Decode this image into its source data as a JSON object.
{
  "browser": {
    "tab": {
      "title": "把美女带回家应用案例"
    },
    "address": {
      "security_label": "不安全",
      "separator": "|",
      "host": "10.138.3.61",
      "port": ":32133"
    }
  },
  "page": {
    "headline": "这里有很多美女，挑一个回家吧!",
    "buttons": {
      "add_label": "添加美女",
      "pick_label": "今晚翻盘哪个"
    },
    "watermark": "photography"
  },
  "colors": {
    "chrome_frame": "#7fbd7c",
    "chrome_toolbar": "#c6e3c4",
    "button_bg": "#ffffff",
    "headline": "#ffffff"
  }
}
□ □ □ □ □ □ □
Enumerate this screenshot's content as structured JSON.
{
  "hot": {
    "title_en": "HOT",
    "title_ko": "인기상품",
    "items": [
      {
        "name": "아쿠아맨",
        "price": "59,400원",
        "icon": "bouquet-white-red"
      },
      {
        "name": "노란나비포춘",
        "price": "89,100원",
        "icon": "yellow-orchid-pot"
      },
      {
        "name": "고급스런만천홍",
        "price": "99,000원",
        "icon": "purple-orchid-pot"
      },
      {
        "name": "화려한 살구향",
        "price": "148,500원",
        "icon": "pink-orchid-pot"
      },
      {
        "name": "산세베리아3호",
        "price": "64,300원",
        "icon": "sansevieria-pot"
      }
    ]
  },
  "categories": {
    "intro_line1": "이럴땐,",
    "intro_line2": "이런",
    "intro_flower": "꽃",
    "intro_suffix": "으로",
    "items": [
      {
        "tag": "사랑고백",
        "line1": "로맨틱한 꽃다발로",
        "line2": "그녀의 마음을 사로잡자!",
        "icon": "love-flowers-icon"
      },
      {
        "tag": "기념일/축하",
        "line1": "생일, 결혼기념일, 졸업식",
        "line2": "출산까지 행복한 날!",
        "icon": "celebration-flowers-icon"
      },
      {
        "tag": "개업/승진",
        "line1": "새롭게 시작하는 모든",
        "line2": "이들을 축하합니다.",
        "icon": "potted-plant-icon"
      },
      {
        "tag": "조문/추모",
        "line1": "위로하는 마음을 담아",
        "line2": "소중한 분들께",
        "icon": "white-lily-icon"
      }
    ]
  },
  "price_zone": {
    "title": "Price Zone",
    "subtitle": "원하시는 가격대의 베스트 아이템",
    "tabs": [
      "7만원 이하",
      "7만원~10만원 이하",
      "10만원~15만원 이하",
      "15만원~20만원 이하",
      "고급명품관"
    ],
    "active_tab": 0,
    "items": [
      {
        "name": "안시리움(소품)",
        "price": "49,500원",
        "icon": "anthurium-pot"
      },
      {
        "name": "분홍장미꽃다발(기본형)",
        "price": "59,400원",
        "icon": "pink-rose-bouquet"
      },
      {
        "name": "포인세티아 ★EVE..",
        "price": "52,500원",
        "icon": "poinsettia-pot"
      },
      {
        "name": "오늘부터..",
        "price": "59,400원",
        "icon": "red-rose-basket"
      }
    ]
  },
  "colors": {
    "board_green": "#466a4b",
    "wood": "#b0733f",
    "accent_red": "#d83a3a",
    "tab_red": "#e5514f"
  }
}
□ □ □ □ □ □ □
What you will do
Pull out the lines above in which the word "JSON" appears.

Answer for this exercise
Decode this image into its source data as a JSON object.
Enumerate this screenshot's content as structured JSON.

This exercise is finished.